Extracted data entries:
======

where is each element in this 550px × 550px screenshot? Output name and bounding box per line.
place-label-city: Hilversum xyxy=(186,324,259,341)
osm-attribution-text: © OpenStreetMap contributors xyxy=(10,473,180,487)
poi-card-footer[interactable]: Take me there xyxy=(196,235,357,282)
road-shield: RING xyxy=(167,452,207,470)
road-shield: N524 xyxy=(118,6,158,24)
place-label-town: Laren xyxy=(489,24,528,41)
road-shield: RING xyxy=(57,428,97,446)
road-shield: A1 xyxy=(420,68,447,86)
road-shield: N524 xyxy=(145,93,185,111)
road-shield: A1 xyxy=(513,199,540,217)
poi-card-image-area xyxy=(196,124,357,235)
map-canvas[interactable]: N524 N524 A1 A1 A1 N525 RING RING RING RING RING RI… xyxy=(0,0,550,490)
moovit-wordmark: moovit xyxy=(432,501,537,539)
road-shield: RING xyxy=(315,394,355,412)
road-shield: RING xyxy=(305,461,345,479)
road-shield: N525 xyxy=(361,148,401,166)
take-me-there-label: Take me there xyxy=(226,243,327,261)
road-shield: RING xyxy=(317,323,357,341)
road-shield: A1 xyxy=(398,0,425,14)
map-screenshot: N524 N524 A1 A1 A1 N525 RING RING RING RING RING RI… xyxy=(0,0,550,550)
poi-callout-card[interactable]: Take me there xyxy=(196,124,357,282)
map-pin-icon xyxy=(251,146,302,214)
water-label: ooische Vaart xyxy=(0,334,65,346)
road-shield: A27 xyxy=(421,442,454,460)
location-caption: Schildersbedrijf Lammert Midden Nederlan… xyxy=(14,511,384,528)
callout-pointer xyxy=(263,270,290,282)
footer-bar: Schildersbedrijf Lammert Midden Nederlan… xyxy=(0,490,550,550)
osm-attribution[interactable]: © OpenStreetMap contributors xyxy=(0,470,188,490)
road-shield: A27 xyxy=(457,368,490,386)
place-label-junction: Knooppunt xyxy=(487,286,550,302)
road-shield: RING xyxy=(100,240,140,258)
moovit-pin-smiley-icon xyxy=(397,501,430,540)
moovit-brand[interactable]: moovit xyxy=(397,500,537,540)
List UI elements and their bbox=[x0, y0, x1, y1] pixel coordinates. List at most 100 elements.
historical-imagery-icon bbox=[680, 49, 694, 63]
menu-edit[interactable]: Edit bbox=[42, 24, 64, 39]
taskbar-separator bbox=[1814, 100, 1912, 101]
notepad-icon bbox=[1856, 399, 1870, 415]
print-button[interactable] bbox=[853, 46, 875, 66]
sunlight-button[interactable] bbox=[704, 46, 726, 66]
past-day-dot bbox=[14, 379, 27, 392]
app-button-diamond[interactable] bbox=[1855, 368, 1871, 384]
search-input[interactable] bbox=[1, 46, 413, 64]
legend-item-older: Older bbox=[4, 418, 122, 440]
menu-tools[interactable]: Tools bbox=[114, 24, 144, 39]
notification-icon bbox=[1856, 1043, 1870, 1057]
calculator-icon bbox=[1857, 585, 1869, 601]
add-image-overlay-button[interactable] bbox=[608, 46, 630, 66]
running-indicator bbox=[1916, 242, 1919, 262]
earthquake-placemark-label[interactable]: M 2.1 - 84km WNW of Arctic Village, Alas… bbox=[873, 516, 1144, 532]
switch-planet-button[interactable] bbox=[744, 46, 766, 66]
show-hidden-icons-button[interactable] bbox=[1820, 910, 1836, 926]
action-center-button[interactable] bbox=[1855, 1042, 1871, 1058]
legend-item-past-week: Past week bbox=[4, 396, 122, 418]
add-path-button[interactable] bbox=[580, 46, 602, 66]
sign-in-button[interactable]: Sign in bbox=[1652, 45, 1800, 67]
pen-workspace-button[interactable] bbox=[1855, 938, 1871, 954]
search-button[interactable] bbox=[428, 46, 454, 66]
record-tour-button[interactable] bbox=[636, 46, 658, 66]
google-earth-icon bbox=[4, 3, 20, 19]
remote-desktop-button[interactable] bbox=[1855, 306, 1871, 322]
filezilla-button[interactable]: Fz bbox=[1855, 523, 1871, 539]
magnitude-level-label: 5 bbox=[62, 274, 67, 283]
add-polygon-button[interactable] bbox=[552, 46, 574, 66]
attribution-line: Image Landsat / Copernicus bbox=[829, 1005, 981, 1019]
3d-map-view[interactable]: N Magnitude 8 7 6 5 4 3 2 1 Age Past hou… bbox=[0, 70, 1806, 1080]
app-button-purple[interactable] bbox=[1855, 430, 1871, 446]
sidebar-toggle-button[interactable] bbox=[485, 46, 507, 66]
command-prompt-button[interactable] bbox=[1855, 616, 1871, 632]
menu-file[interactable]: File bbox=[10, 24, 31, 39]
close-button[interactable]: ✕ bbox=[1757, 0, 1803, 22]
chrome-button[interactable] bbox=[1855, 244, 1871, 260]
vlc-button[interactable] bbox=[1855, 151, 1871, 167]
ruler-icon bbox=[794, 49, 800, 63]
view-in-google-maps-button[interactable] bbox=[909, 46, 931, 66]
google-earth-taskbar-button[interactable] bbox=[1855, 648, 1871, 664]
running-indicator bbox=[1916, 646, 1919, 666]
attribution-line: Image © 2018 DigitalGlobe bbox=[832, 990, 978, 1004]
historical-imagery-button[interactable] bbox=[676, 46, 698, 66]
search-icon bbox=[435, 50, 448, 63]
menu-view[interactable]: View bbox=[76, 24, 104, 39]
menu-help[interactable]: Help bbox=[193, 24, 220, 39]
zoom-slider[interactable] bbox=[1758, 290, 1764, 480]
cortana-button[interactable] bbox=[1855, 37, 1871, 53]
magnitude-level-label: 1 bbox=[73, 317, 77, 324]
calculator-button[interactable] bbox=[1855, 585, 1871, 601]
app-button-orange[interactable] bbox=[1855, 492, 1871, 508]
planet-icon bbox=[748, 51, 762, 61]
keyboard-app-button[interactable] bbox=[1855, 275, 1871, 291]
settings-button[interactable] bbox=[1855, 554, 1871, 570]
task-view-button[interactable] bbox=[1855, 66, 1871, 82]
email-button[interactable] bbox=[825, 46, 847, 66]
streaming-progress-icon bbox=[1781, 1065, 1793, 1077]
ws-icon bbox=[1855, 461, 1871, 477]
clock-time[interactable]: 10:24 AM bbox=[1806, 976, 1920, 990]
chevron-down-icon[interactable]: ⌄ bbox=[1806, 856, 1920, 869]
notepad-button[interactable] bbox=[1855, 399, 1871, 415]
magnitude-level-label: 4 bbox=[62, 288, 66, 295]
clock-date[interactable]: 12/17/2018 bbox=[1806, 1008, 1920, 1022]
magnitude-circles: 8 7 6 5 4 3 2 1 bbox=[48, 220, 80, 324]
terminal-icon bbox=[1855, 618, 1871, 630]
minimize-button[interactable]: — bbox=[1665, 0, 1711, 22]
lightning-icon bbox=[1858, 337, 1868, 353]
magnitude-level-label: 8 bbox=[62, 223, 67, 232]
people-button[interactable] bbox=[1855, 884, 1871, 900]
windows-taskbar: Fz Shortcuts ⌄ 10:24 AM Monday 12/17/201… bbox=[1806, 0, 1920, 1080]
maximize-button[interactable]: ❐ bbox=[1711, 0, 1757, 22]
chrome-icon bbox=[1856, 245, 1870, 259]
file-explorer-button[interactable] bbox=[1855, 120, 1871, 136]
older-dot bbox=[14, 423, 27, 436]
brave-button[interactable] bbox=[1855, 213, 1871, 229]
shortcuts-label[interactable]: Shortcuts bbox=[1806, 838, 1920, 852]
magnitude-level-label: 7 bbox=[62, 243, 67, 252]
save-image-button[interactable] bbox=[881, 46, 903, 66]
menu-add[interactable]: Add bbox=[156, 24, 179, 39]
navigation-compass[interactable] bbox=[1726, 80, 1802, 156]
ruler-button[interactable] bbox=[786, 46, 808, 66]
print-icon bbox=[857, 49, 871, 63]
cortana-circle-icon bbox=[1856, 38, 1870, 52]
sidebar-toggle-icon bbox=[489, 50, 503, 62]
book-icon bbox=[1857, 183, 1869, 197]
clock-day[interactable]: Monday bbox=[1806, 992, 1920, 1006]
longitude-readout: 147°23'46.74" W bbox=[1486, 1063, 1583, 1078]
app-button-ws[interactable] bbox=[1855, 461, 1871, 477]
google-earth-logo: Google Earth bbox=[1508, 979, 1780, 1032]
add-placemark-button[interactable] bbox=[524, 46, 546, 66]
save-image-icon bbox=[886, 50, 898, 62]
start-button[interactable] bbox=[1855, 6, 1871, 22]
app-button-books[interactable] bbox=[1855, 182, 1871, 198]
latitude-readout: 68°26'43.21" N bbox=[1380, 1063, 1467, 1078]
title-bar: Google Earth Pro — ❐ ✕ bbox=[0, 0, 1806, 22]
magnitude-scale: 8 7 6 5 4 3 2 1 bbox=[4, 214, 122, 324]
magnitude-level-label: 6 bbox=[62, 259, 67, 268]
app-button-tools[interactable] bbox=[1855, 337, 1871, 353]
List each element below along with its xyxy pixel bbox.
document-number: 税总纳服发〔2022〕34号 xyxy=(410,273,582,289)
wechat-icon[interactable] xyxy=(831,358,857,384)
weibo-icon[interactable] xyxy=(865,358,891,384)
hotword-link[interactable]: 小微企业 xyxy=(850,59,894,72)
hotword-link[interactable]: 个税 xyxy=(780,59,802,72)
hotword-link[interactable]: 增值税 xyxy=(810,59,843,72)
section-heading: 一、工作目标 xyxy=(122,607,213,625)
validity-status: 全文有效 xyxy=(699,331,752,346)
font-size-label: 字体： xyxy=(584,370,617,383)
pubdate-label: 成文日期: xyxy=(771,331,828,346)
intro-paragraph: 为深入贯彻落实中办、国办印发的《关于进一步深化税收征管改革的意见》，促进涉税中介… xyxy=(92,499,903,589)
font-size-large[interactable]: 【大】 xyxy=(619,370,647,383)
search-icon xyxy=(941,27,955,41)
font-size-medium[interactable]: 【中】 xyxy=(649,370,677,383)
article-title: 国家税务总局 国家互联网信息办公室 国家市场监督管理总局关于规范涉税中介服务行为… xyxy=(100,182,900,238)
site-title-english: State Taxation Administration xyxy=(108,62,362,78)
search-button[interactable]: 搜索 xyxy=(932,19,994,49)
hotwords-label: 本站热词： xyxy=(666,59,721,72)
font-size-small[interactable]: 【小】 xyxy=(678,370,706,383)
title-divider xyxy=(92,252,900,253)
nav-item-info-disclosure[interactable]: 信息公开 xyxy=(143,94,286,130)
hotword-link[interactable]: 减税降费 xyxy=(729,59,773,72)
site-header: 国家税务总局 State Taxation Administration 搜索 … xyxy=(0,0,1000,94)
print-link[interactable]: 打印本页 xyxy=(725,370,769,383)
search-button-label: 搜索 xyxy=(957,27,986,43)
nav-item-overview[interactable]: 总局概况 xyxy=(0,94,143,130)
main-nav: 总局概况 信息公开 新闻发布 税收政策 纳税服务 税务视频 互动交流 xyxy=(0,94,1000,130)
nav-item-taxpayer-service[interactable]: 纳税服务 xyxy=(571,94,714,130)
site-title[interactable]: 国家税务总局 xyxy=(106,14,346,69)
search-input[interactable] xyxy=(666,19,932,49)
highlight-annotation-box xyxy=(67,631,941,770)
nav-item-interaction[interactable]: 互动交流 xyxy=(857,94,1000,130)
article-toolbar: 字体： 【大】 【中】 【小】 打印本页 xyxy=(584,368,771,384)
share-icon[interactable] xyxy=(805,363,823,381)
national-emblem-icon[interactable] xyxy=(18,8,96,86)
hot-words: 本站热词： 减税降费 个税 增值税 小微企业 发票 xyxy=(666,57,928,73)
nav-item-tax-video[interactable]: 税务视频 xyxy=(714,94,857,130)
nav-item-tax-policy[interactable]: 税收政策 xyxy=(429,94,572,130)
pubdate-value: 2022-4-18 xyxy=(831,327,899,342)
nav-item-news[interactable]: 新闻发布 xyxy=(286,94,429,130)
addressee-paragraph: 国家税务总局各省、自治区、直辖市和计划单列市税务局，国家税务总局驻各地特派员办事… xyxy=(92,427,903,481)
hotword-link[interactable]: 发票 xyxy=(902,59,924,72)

======

## Challenge
Return every line from the listing above that contains the string "Schildersbedrijf".

## The solution
location-caption: Schildersbedrijf Lammert Midden Nederlan… xyxy=(14,511,384,528)
footer-bar: Schildersbedrijf Lammert Midden Nederlan… xyxy=(0,490,550,550)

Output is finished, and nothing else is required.